To do:
Can all of these lines be returned exactly?

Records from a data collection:
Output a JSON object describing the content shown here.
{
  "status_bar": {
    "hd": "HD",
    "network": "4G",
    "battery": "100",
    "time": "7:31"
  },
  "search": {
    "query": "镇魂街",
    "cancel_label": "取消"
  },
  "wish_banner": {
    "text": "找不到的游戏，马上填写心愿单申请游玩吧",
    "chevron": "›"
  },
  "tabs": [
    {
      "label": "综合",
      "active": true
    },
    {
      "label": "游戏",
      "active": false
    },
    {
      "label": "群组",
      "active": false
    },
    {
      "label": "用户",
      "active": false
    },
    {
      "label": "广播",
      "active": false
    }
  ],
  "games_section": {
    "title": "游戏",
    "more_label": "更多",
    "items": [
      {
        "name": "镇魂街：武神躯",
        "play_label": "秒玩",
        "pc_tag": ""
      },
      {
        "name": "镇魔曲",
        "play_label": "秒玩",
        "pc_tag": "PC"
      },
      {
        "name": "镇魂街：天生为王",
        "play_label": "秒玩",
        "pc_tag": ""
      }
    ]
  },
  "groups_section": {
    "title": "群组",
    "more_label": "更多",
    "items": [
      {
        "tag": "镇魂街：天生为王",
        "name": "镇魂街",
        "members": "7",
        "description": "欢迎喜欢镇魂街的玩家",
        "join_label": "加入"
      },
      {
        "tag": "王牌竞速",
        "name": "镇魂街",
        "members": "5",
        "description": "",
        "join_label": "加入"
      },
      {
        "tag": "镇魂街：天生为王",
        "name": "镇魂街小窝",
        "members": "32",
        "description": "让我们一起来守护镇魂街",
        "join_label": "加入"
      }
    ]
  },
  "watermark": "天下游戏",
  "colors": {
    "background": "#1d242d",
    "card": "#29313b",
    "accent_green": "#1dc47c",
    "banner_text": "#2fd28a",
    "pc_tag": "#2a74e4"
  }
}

Answer to this problem:
Output a JSON object describing the content shown here.
{
  "status_bar": {
    "hd": "HD",
    "network": "4G",
    "battery": "100",
    "time": "7:31"
  },
  "search": {
    "query": "镇魂街",
    "cancel_label": "取消"
  },
  "wish_banner": {
    "text": "找不到的游戏，马上填写心愿单申请游玩吧",
    "chevron": "›"
  },
  "tabs": [
    {
      "label": "综合",
      "active": true
    },
    {
      "label": "游戏",
      "active": false
    },
    {
      "label": "群组",
      "active": false
    },
    {
      "label": "用户",
      "active": false
    },
    {
      "label": "广播",
      "active": false
    }
  ],
  "games_section": {
    "title": "游戏",
    "more_label": "更多",
    "items": [
      {
        "name": "镇魂街：武神躯",
        "play_label": "秒玩",
        "pc_tag": ""
      },
      {
        "name": "镇魔曲",
        "play_label": "秒玩",
        "pc_tag": "PC"
      },
      {
        "name": "镇魂街：天生为王",
        "play_label": "秒玩",
        "pc_tag": ""
      }
    ]
  },
  "groups_section": {
    "title": "群组",
    "more_label": "更多",
    "items": [
      {
        "tag": "镇魂街：天生为王",
        "name": "镇魂街",
        "members": "7",
        "description": "欢迎喜欢镇魂街的玩家",
        "join_label": "加入"
      },
      {
        "tag": "王牌竞速",
        "name": "镇魂街",
        "members": "5",
        "description": "",
        "join_label": "加入"
      },
      {
        "tag": "镇魂街：天生为王",
        "name": "镇魂街小窝",
        "members": "32",
        "description": "让我们一起来守护镇魂街",
        "join_label": "加入"
      }
    ]
  },
  "watermark": "天下游戏",
  "colors": {
    "background": "#1d242d",
    "card": "#29313b",
    "accent_green": "#1dc47c",
    "banner_text": "#2fd28a",
    "pc_tag": "#2a74e4"
  }
}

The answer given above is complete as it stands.